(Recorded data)
____________________

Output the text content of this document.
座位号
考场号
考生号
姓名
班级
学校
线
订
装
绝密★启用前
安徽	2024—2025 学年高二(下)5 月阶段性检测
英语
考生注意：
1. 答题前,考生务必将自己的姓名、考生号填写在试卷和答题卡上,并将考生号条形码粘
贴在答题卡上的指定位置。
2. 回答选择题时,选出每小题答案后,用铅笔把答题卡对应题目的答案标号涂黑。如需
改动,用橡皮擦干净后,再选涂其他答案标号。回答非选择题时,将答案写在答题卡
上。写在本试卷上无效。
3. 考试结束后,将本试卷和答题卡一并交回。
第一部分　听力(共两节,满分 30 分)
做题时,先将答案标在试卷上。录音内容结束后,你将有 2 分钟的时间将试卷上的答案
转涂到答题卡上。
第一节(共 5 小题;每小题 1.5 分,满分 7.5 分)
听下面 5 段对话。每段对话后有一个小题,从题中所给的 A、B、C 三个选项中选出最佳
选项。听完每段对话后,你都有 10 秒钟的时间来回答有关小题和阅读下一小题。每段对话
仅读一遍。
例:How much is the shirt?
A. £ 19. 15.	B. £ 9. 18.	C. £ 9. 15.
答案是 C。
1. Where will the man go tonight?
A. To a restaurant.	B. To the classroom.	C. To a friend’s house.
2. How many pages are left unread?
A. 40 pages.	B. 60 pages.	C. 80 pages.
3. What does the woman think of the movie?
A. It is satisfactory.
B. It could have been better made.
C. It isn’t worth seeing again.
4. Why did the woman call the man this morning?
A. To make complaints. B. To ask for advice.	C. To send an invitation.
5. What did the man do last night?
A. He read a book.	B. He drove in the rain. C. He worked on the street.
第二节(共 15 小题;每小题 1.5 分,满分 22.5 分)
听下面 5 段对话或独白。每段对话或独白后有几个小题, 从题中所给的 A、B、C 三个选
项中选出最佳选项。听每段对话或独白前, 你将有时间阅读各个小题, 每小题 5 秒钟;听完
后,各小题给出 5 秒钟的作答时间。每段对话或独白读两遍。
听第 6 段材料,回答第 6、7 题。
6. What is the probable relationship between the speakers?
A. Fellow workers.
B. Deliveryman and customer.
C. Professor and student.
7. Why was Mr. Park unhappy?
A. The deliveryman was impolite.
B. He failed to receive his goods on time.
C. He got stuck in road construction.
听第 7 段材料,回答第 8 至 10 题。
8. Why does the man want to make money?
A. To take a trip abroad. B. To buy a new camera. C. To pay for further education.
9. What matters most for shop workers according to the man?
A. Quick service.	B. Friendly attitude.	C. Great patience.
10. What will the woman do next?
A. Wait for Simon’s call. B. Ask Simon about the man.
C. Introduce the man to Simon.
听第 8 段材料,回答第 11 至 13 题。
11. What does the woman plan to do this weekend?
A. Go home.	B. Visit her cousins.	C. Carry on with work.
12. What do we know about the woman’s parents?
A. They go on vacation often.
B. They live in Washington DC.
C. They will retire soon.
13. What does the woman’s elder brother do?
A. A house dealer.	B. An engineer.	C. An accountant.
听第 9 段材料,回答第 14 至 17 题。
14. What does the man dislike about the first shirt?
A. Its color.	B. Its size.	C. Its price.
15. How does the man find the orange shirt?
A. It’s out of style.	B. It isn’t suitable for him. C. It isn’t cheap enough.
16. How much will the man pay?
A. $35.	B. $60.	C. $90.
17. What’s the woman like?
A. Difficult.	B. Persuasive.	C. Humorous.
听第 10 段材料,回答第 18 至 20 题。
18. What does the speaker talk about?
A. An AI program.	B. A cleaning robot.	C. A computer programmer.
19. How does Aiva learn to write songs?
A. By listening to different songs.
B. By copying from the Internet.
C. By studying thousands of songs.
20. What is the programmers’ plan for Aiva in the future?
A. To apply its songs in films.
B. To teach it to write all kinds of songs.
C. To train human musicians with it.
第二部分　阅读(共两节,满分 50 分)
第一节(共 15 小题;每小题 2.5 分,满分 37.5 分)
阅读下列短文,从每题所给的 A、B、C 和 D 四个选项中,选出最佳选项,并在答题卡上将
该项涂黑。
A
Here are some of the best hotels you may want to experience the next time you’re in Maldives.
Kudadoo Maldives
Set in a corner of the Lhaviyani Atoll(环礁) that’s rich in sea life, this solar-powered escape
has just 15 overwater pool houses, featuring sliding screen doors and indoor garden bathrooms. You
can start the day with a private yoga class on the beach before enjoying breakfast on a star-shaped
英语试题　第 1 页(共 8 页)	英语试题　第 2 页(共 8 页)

____________________

Each record should come back exactly as written.

Output the text content of this document.
座位号
考场号
考生号
姓名
班级
学校
线
订
装
绝密★启用前
安徽	2024—2025 学年高二(下)5 月阶段性检测
英语
考生注意：
1. 答题前,考生务必将自己的姓名、考生号填写在试卷和答题卡上,并将考生号条形码粘
贴在答题卡上的指定位置。
2. 回答选择题时,选出每小题答案后,用铅笔把答题卡对应题目的答案标号涂黑。如需
改动,用橡皮擦干净后,再选涂其他答案标号。回答非选择题时,将答案写在答题卡
上。写在本试卷上无效。
3. 考试结束后,将本试卷和答题卡一并交回。
第一部分　听力(共两节,满分 30 分)
做题时,先将答案标在试卷上。录音内容结束后,你将有 2 分钟的时间将试卷上的答案
转涂到答题卡上。
第一节(共 5 小题;每小题 1.5 分,满分 7.5 分)
听下面 5 段对话。每段对话后有一个小题,从题中所给的 A、B、C 三个选项中选出最佳
选项。听完每段对话后,你都有 10 秒钟的时间来回答有关小题和阅读下一小题。每段对话
仅读一遍。
例:How much is the shirt?
A. £ 19. 15.	B. £ 9. 18.	C. £ 9. 15.
答案是 C。
1. Where will the man go tonight?
A. To a restaurant.	B. To the classroom.	C. To a friend’s house.
2. How many pages are left unread?
A. 40 pages.	B. 60 pages.	C. 80 pages.
3. What does the woman think of the movie?
A. It is satisfactory.
B. It could have been better made.
C. It isn’t worth seeing again.
4. Why did the woman call the man this morning?
A. To make complaints. B. To ask for advice.	C. To send an invitation.
5. What did the man do last night?
A. He read a book.	B. He drove in the rain. C. He worked on the street.
第二节(共 15 小题;每小题 1.5 分,满分 22.5 分)
听下面 5 段对话或独白。每段对话或独白后有几个小题, 从题中所给的 A、B、C 三个选
项中选出最佳选项。听每段对话或独白前, 你将有时间阅读各个小题, 每小题 5 秒钟;听完
后,各小题给出 5 秒钟的作答时间。每段对话或独白读两遍。
听第 6 段材料,回答第 6、7 题。
6. What is the probable relationship between the speakers?
A. Fellow workers.
B. Deliveryman and customer.
C. Professor and student.
7. Why was Mr. Park unhappy?
A. The deliveryman was impolite.
B. He failed to receive his goods on time.
C. He got stuck in road construction.
听第 7 段材料,回答第 8 至 10 题。
8. Why does the man want to make money?
A. To take a trip abroad. B. To buy a new camera. C. To pay for further education.
9. What matters most for shop workers according to the man?
A. Quick service.	B. Friendly attitude.	C. Great patience.
10. What will the woman do next?
A. Wait for Simon’s call. B. Ask Simon about the man.
C. Introduce the man to Simon.
听第 8 段材料,回答第 11 至 13 题。
11. What does the woman plan to do this weekend?
A. Go home.	B. Visit her cousins.	C. Carry on with work.
12. What do we know about the woman’s parents?
A. They go on vacation often.
B. They live in Washington DC.
C. They will retire soon.
13. What does the woman’s elder brother do?
A. A house dealer.	B. An engineer.	C. An accountant.
听第 9 段材料,回答第 14 至 17 题。
14. What does the man dislike about the first shirt?
A. Its color.	B. Its size.	C. Its price.
15. How does the man find the orange shirt?
A. It’s out of style.	B. It isn’t suitable for him. C. It isn’t cheap enough.
16. How much will the man pay?
A. $35.	B. $60.	C. $90.
17. What’s the woman like?
A. Difficult.	B. Persuasive.	C. Humorous.
听第 10 段材料,回答第 18 至 20 题。
18. What does the speaker talk about?
A. An AI program.	B. A cleaning robot.	C. A computer programmer.
19. How does Aiva learn to write songs?
A. By listening to different songs.
B. By copying from the Internet.
C. By studying thousands of songs.
20. What is the programmers’ plan for Aiva in the future?
A. To apply its songs in films.
B. To teach it to write all kinds of songs.
C. To train human musicians with it.
第二部分　阅读(共两节,满分 50 分)
第一节(共 15 小题;每小题 2.5 分,满分 37.5 分)
阅读下列短文,从每题所给的 A、B、C 和 D 四个选项中,选出最佳选项,并在答题卡上将
该项涂黑。
A
Here are some of the best hotels you may want to experience the next time you’re in Maldives.
Kudadoo Maldives
Set in a corner of the Lhaviyani Atoll(环礁) that’s rich in sea life, this solar-powered escape
has just 15 overwater pool houses, featuring sliding screen doors and indoor garden bathrooms. You
can start the day with a private yoga class on the beach before enjoying breakfast on a star-shaped
英语试题　第 1 页(共 8 页)	英语试题　第 2 页(共 8 页)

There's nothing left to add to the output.